**Requirement**.
Every entry here needs to be repeated exactly.

──────── Available records

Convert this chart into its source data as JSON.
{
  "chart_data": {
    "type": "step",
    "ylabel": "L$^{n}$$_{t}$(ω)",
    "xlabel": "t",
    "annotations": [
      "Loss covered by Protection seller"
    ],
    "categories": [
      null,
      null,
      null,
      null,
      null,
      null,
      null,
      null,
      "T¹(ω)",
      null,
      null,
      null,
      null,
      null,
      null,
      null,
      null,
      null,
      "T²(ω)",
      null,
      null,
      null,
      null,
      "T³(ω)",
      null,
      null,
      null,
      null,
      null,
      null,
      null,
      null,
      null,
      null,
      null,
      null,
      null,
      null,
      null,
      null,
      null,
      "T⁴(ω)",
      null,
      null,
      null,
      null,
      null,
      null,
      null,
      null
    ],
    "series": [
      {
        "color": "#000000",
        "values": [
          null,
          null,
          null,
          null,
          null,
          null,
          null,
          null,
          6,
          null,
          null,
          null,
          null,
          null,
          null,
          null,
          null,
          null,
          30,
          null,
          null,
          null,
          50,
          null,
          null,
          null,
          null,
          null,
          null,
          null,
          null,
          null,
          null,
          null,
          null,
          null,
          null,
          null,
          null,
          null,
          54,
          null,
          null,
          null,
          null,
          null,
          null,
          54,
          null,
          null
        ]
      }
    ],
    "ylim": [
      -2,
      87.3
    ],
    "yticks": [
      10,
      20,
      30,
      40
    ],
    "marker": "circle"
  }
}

────────────────

**Task answer**.
Convert this chart into its source data as JSON.
{
  "chart_data": {
    "type": "step",
    "ylabel": "L$^{n}$$_{t}$(ω)",
    "xlabel": "t",
    "annotations": [
      "Loss covered by Protection seller"
    ],
    "categories": [
      null,
      null,
      null,
      null,
      null,
      null,
      null,
      null,
      "T¹(ω)",
      null,
      null,
      null,
      null,
      null,
      null,
      null,
      null,
      null,
      "T²(ω)",
      null,
      null,
      null,
      null,
      "T³(ω)",
      null,
      null,
      null,
      null,
      null,
      null,
      null,
      null,
      null,
      null,
      null,
      null,
      null,
      null,
      null,
      null,
      null,
      "T⁴(ω)",
      null,
      null,
      null,
      null,
      null,
      null,
      null,
      null
    ],
    "series": [
      {
        "color": "#000000",
        "values": [
          null,
          null,
          null,
          null,
          null,
          null,
          null,
          null,
          6,
          null,
          null,
          null,
          null,
          null,
          null,
          null,
          null,
          null,
          30,
          null,
          null,
          null,
          50,
          null,
          null,
          null,
          null,
          null,
          null,
          null,
          null,
          null,
          null,
          null,
          null,
          null,
          null,
          null,
          null,
          null,
          54,
          null,
          null,
          null,
          null,
          null,
          null,
          54,
          null,
          null
        ]
      }
    ],
    "ylim": [
      -2,
      87.3
    ],
    "yticks": [
      10,
      20,
      30,
      40
    ],
    "marker": "circle"
  }
}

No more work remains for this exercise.